## Exercise set:
1. In one to three sentences, explain what problem the change in the Mesa commit is meant to fix, as its message states.
2. List every labeled field that appears in the header of the Mesa commit before its title line.
3. Please extend the diff in the Mesa commit, starting right after its last line.

## Reading text:
Module: Mesa
Branch: main
Commit: 2efd1baa6446bed0426058eb0424ba40112c347c
URL:    
http://cgit.freedesktop.org/mesa/mesa/commit/?id=2efd1baa6446bed0426058eb0424ba40112c347c

Author: Pierre-Eric Pelloux-Prayer <[email protected]>
Date:   Tue Oct  3 10:44:02 2023 +0200

radeonsi/sqtt: fix capturing RGP on RDNA3 with more than one Shader Engine

Based on radv 2cc981a0cd548ecce.

Reviewed-by: Marek Olšák <[email protected]>
Part-of: <https://gitlab.freedesktop.org/mesa/mesa/-/merge_requests/26774>

---

 src/gallium/drivers/radeonsi/si_sqtt.c | 62 +++++++++++++---------------------
 1 file changed, 24 insertions(+), 38 deletions(-)

diff --git a/src/gallium/drivers/radeonsi/si_sqtt.c 
b/src/gallium/drivers/radeonsi/si_sqtt.c
index 1b4041d16a0..61c7216bf6f 100644
--- a/src/gallium/drivers/radeonsi/si_sqtt.c
+++ b/src/gallium/drivers/radeonsi/si_sqtt.c
@@ -47,18 +47,6 @@ static bool si_sqtt_init_bo(struct si_context *sctx)
    return true;
 }
 
-static bool
-si_sqtt_se_is_disabled(const struct radeon_info *info, unsigned se)

## Supplied material:
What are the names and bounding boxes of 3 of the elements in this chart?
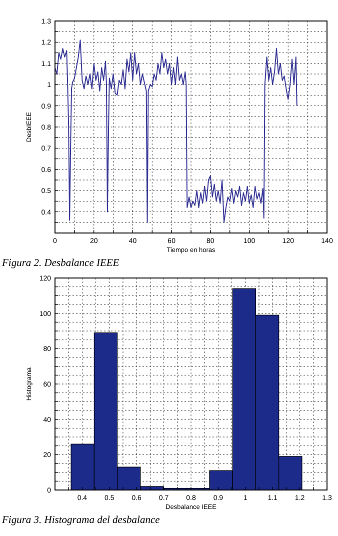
line-series (54, 40, 298, 223)
text: Figura 2. Desbalance IEEE (1, 258, 120, 269)
text: Figura 3. Histograma del desbalance (1, 515, 160, 526)
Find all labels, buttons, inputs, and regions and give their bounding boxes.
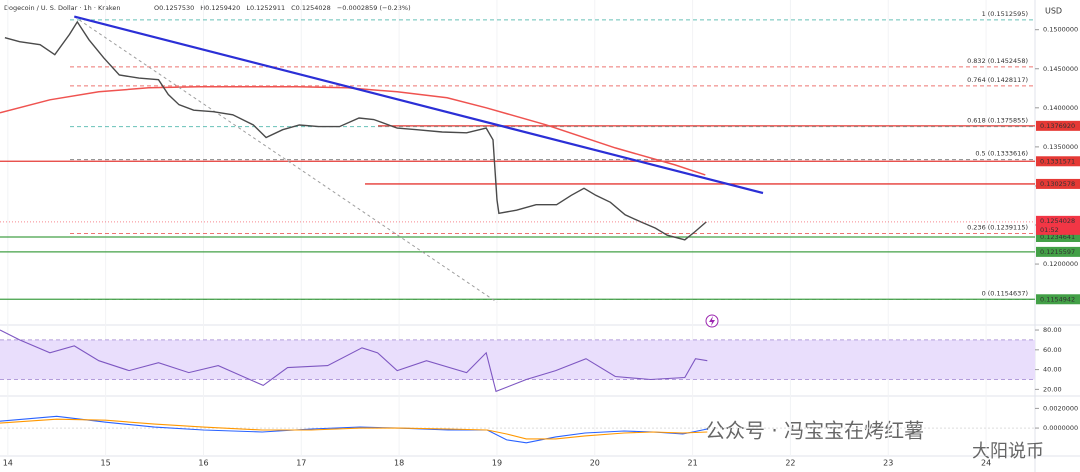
level-tag — [1036, 231, 1080, 242]
y-tick-label: 20.00 — [1043, 385, 1062, 393]
ohlc-value: −0.0002859 (−0.23%) — [337, 4, 411, 12]
x-tick-label: 14 — [3, 459, 13, 468]
x-tick-label: 19 — [492, 459, 502, 468]
level-label: 0.1376920 — [1040, 122, 1075, 130]
fib-label: 1 (0.1512595) — [982, 10, 1028, 18]
rsi-band — [0, 339, 1035, 380]
price-countdown: 01:52 — [1040, 226, 1059, 234]
fib-label: 0.832 (0.1452458) — [967, 57, 1028, 65]
x-tick-label: 21 — [688, 459, 698, 468]
x-tick-label: 20 — [590, 459, 600, 468]
level-label: 0.1302578 — [1040, 180, 1075, 188]
ohlc-value: C0.1254028 — [291, 4, 331, 12]
fib-label: 0.5 (0.1333616) — [975, 150, 1028, 158]
price-line — [4, 20, 707, 241]
x-tick-label: 18 — [394, 459, 404, 468]
x-tick-label: 22 — [785, 459, 795, 468]
fib-label: 0.236 (0.1239115) — [967, 224, 1028, 232]
level-tag — [1036, 120, 1080, 131]
trendline — [74, 15, 764, 195]
moving-average — [0, 86, 706, 176]
x-tick-label: 24 — [981, 459, 991, 468]
symbol: Dogecoin / U. S. Dollar · 1h · Kraken — [4, 4, 121, 12]
level-label: 0.1234641 — [1040, 233, 1075, 241]
y-tick-label: 0.0000000 — [1043, 424, 1078, 432]
projection-line — [74, 16, 498, 303]
fib-label: 0.764 (0.1428117) — [967, 76, 1028, 84]
y-tick-label: 40.00 — [1043, 366, 1062, 374]
x-tick-label: 23 — [883, 459, 893, 468]
watermark: 大阳说币 — [972, 441, 1044, 462]
ohlc-value: L0.1252911 — [246, 4, 285, 12]
level-label: 0.1331571 — [1040, 157, 1075, 165]
price-line — [0, 329, 708, 393]
y-tick-label: 0.0020000 — [1043, 404, 1078, 412]
event-icon-bolt — [709, 316, 715, 326]
fib-label: 0.618 (0.1375855) — [967, 117, 1028, 125]
fib-label: 0 (0.1154637) — [982, 290, 1028, 298]
y-tick-label: 0.1400000 — [1043, 104, 1078, 112]
x-tick-label: 15 — [101, 459, 111, 468]
y-tick-label: 0.1350000 — [1043, 143, 1078, 151]
watermark: 公众号 · 冯宝宝在烤红薯 — [705, 419, 924, 443]
y-tick-label: 80.00 — [1043, 326, 1062, 334]
price-line — [0, 418, 708, 440]
x-tick-label: 17 — [296, 459, 306, 468]
x-tick-label: 16 — [198, 459, 208, 468]
y-tick-label: 0.1500000 — [1043, 26, 1078, 34]
y-tick-label: 60.00 — [1043, 346, 1062, 354]
ohlc-value: O0.1257530 — [154, 4, 194, 12]
y-tick-label: 0.1200000 — [1043, 260, 1078, 268]
ohlc-value: H0.1259420 — [200, 4, 240, 12]
level-tag — [1036, 294, 1080, 305]
level-tag — [1036, 156, 1080, 167]
level-tag — [1036, 246, 1080, 257]
level-label: 0.1215597 — [1040, 248, 1075, 256]
level-tag — [1036, 178, 1080, 189]
currency: USD — [1045, 7, 1062, 16]
header: Dogecoin / U. S. Dollar · 1h · Kraken — [4, 4, 121, 12]
price-line — [0, 415, 708, 444]
price-tag — [1036, 215, 1080, 235]
level-label: 0.1154942 — [1040, 295, 1075, 303]
y-tick-label: 0.1450000 — [1043, 65, 1078, 73]
price-tag-label: 0.1254028 — [1040, 217, 1075, 225]
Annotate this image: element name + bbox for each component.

## Exercise results:
1. The change fixes RGP capture in radeonsi on RDNA3 when there is more than one Shader Engine. It is based on radv commit 2cc981a0cd548ecce.

2. Module, Branch, Commit, URL, Author, Date

3.
-{
-   /* FIXME: SQTT only works on SE0 for some unknown reasons. See RADV for the
-    * solution */
-   if (info->gfx_level == GFX11)
-      return se != 0;
-
-   /* No active CU on the SE means it is disabled. */
-   return info->cu_mask[se][0] == 0;
-}
-
 static void si_emit_sqtt_start(struct si_context *sctx,
                                struct radeon_cmdbuf *cs,
                                uint32_t queue_family_index)
@@ -75,13 +63,13 @@ static void si_emit_sqtt_start(struct si_context *sctx,
          ac_sqtt_get_data_va(&sctx->screen->info, sctx->sqtt, va, se);
       uint64_t shifted_va = data_va >> SQTT_BUFFER_ALIGN_SHIFT;
 
-      if (si_sqtt_se_is_disabled(&sctx->screen->info, se))
+      if (ac_sqtt_se_is_disabled(&sctx->screen->info, se))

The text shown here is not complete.